___ Exercise data
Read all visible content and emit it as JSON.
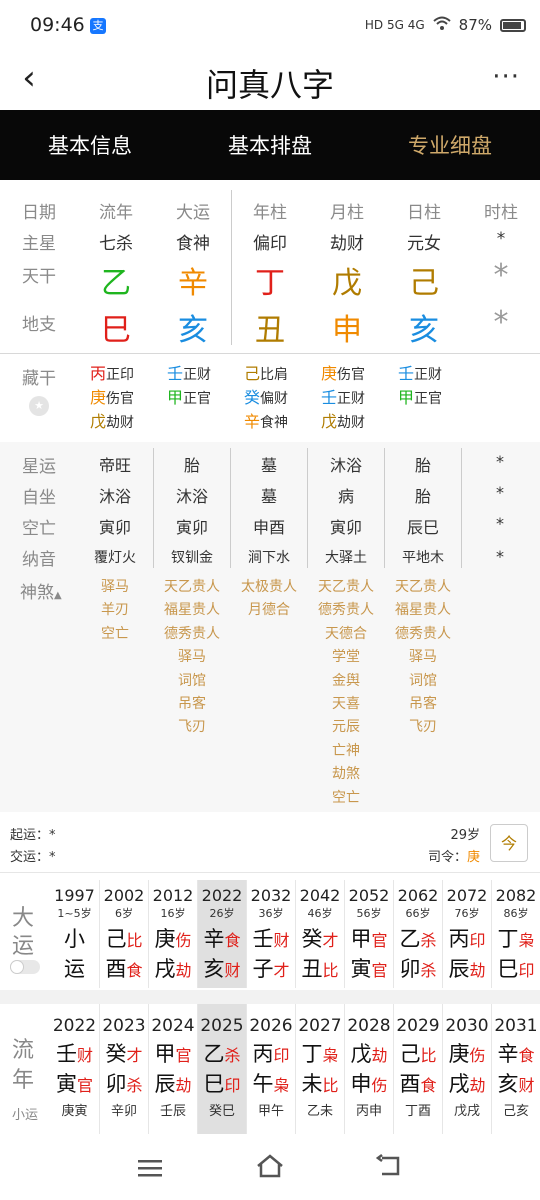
{
  "status": {
    "time": "09:46",
    "app_badge": "支",
    "signal": "HD 5G 4G",
    "battery": "87%"
  },
  "header": {
    "title": "问真八字",
    "back": "‹",
    "more": "···"
  },
  "tabs": [
    "基本信息",
    "基本排盘",
    "专业细盘"
  ],
  "chart": {
    "col_headers": [
      "流年",
      "大运",
      "年柱",
      "月柱",
      "日柱",
      "时柱"
    ],
    "row_labels": {
      "date": "日期",
      "zhuxing": "主星",
      "tiangan": "天干",
      "dizhi": "地支"
    },
    "zhuxing": [
      "七杀",
      "食神",
      "偏印",
      "劫财",
      "元女",
      "*"
    ],
    "tiangan": [
      {
        "c": "乙",
        "color": "#1fb51f"
      },
      {
        "c": "辛",
        "color": "#f08a00"
      },
      {
        "c": "丁",
        "color": "#e0201a"
      },
      {
        "c": "戊",
        "color": "#b07c00"
      },
      {
        "c": "己",
        "color": "#b07c00"
      },
      {
        "c": "*",
        "color": "#999999"
      }
    ],
    "dizhi": [
      {
        "c": "巳",
        "color": "#e0201a"
      },
      {
        "c": "亥",
        "color": "#1a8de0"
      },
      {
        "c": "丑",
        "color": "#b07c00"
      },
      {
        "c": "申",
        "color": "#f08a00"
      },
      {
        "c": "亥",
        "color": "#1a8de0"
      },
      {
        "c": "*",
        "color": "#999999"
      }
    ]
  },
  "canggan": {
    "label": "藏干",
    "cols": [
      [
        {
          "g": "丙",
          "color": "#e0201a",
          "t": "正印"
        },
        {
          "g": "庚",
          "color": "#f08a00",
          "t": "伤官"
        },
        {
          "g": "戊",
          "color": "#b07c00",
          "t": "劫财"
        }
      ],
      [
        {
          "g": "壬",
          "color": "#1a8de0",
          "t": "正财"
        },
        {
          "g": "甲",
          "color": "#1fb51f",
          "t": "正官"
        }
      ],
      [
        {
          "g": "己",
          "color": "#b07c00",
          "t": "比肩"
        },
        {
          "g": "癸",
          "color": "#1a8de0",
          "t": "偏财"
        },
        {
          "g": "辛",
          "color": "#f08a00",
          "t": "食神"
        }
      ],
      [
        {
          "g": "庚",
          "color": "#f08a00",
          "t": "伤官"
        },
        {
          "g": "壬",
          "color": "#1a8de0",
          "t": "正财"
        },
        {
          "g": "戊",
          "color": "#b07c00",
          "t": "劫财"
        }
      ],
      [
        {
          "g": "壬",
          "color": "#1a8de0",
          "t": "正财"
        },
        {
          "g": "甲",
          "color": "#1fb51f",
          "t": "正官"
        }
      ]
    ]
  },
  "xingyun": {
    "labels": [
      "星运",
      "自坐",
      "空亡",
      "纳音"
    ],
    "rows": [
      [
        "帝旺",
        "胎",
        "墓",
        "沐浴",
        "胎",
        "*"
      ],
      [
        "沐浴",
        "沐浴",
        "墓",
        "病",
        "胎",
        "*"
      ],
      [
        "寅卯",
        "寅卯",
        "申酉",
        "寅卯",
        "辰巳",
        "*"
      ],
      [
        "覆灯火",
        "钗钏金",
        "涧下水",
        "大驿土",
        "平地木",
        "*"
      ]
    ]
  },
  "shensha": {
    "label": "神煞",
    "cols": [
      [
        "驿马",
        "羊刃",
        "空亡"
      ],
      [
        "天乙贵人",
        "福星贵人",
        "德秀贵人",
        "驿马",
        "词馆",
        "吊客",
        "飞刃"
      ],
      [
        "太极贵人",
        "月德合"
      ],
      [
        "天乙贵人",
        "德秀贵人",
        "天德合",
        "学堂",
        "金舆",
        "天喜",
        "元辰",
        "亡神",
        "劫煞",
        "空亡"
      ],
      [
        "天乙贵人",
        "福星贵人",
        "德秀贵人",
        "驿马",
        "词馆",
        "吊客",
        "飞刃"
      ]
    ]
  },
  "qiyun": {
    "start_label": "起运：",
    "start_val": "*",
    "jiao_label": "交运：",
    "jiao_val": "*",
    "age": "29岁",
    "siling_label": "司令：",
    "siling_val": "庚",
    "icon_label": "今"
  },
  "dayun": {
    "label1": "大",
    "label2": "运",
    "cols": [
      {
        "year": "1997",
        "age": "1~5岁",
        "g": "小",
        "gt": "",
        "z": "运",
        "zt": ""
      },
      {
        "year": "2002",
        "age": "6岁",
        "g": "己",
        "gt": "比",
        "z": "酉",
        "zt": "食"
      },
      {
        "year": "2012",
        "age": "16岁",
        "g": "庚",
        "gt": "伤",
        "z": "戌",
        "zt": "劫"
      },
      {
        "year": "2022",
        "age": "26岁",
        "g": "辛",
        "gt": "食",
        "z": "亥",
        "zt": "财"
      },
      {
        "year": "2032",
        "age": "36岁",
        "g": "壬",
        "gt": "财",
        "z": "子",
        "zt": "才"
      },
      {
        "year": "2042",
        "age": "46岁",
        "g": "癸",
        "gt": "才",
        "z": "丑",
        "zt": "比"
      },
      {
        "year": "2052",
        "age": "56岁",
        "g": "甲",
        "gt": "官",
        "z": "寅",
        "zt": "官"
      },
      {
        "year": "2062",
        "age": "66岁",
        "g": "乙",
        "gt": "杀",
        "z": "卯",
        "zt": "杀"
      },
      {
        "year": "2072",
        "age": "76岁",
        "g": "丙",
        "gt": "印",
        "z": "辰",
        "zt": "劫"
      },
      {
        "year": "2082",
        "age": "86岁",
        "g": "丁",
        "gt": "枭",
        "z": "巳",
        "zt": "印"
      }
    ]
  },
  "liunian": {
    "label1": "流",
    "label2": "年",
    "label3": "小运",
    "cols": [
      {
        "year": "2022",
        "g": "壬",
        "gt": "财",
        "z": "寅",
        "zt": "官",
        "xy": "庚寅"
      },
      {
        "year": "2023",
        "g": "癸",
        "gt": "才",
        "z": "卯",
        "zt": "杀",
        "xy": "辛卯"
      },
      {
        "year": "2024",
        "g": "甲",
        "gt": "官",
        "z": "辰",
        "zt": "劫",
        "xy": "壬辰"
      },
      {
        "year": "2025",
        "g": "乙",
        "gt": "杀",
        "z": "巳",
        "zt": "印",
        "xy": "癸巳"
      },
      {
        "year": "2026",
        "g": "丙",
        "gt": "印",
        "z": "午",
        "zt": "枭",
        "xy": "甲午"
      },
      {
        "year": "2027",
        "g": "丁",
        "gt": "枭",
        "z": "未",
        "zt": "比",
        "xy": "乙未"
      },
      {
        "year": "2028",
        "g": "戊",
        "gt": "劫",
        "z": "申",
        "zt": "伤",
        "xy": "丙申"
      },
      {
        "year": "2029",
        "g": "己",
        "gt": "比",
        "z": "酉",
        "zt": "食",
        "xy": "丁酉"
      },
      {
        "year": "2030",
        "g": "庚",
        "gt": "伤",
        "z": "戌",
        "zt": "劫",
        "xy": "戊戌"
      },
      {
        "year": "2031",
        "g": "辛",
        "gt": "食",
        "z": "亥",
        "zt": "财",
        "xy": "己亥"
      }
    ]
  },
  "nav": {
    "menu": "menu-icon",
    "home": "home-icon",
    "back": "back-icon"
  }
}
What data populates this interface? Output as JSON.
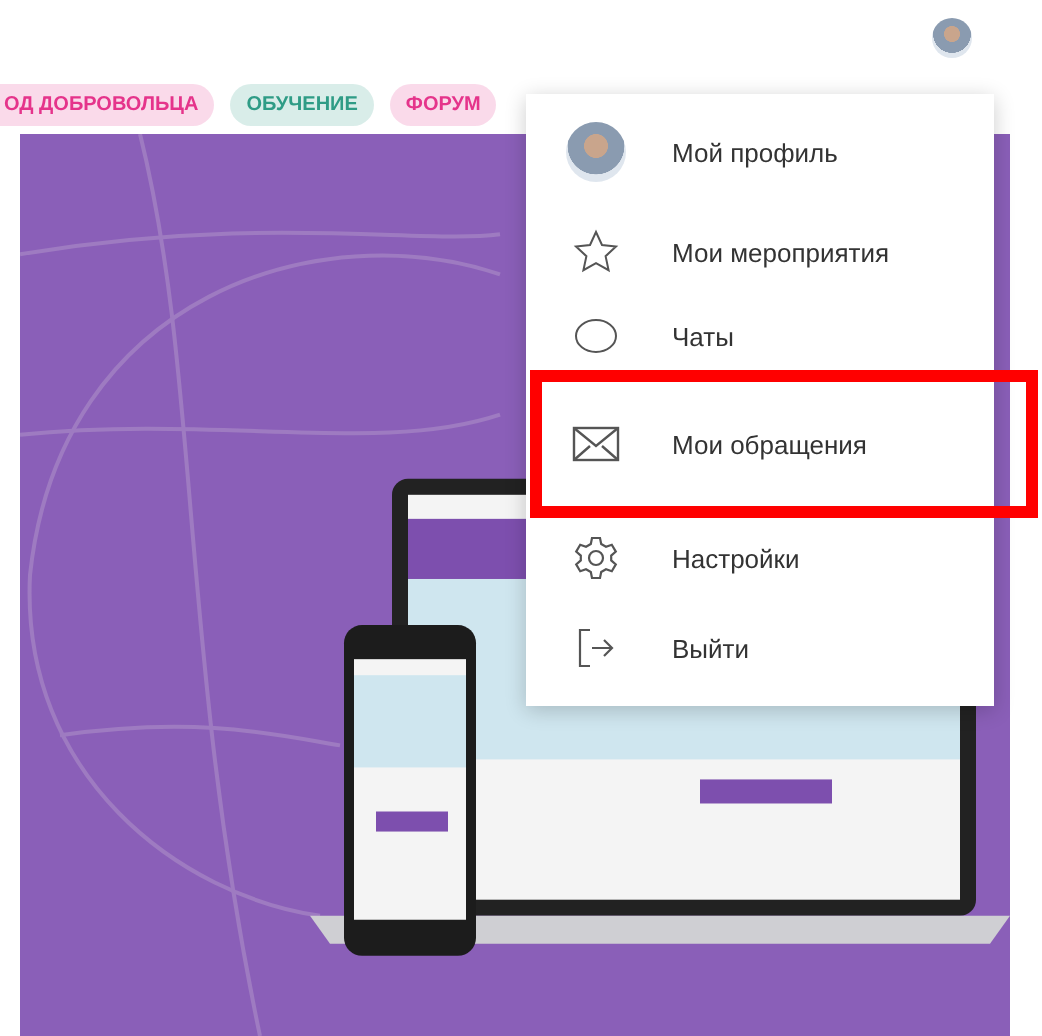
{
  "nav_pills": [
    {
      "label": "ОД ДОБРОВОЛЬЦА",
      "color": "#e5348b"
    },
    {
      "label": "ОБУЧЕНИЕ",
      "color": "#2f9c86"
    },
    {
      "label": "ФОРУМ",
      "color": "#e5348b"
    }
  ],
  "user_menu": {
    "items": [
      {
        "kind": "profile",
        "label": "Мой профиль",
        "highlighted": false
      },
      {
        "kind": "events",
        "label": "Мои мероприятия",
        "highlighted": false
      },
      {
        "kind": "chats",
        "label": "Чаты",
        "highlighted": false
      },
      {
        "kind": "requests",
        "label": "Мои обращения",
        "highlighted": true
      },
      {
        "kind": "settings",
        "label": "Настройки",
        "highlighted": false
      },
      {
        "kind": "logout",
        "label": "Выйти",
        "highlighted": false
      }
    ]
  }
}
______
Short problem> List all lines where "kind" occurs.

Problem solution>
        "kind": "profile",
        "kind": "events",
        "kind": "chats",
        "kind": "requests",
        "kind": "settings",
        "kind": "logout",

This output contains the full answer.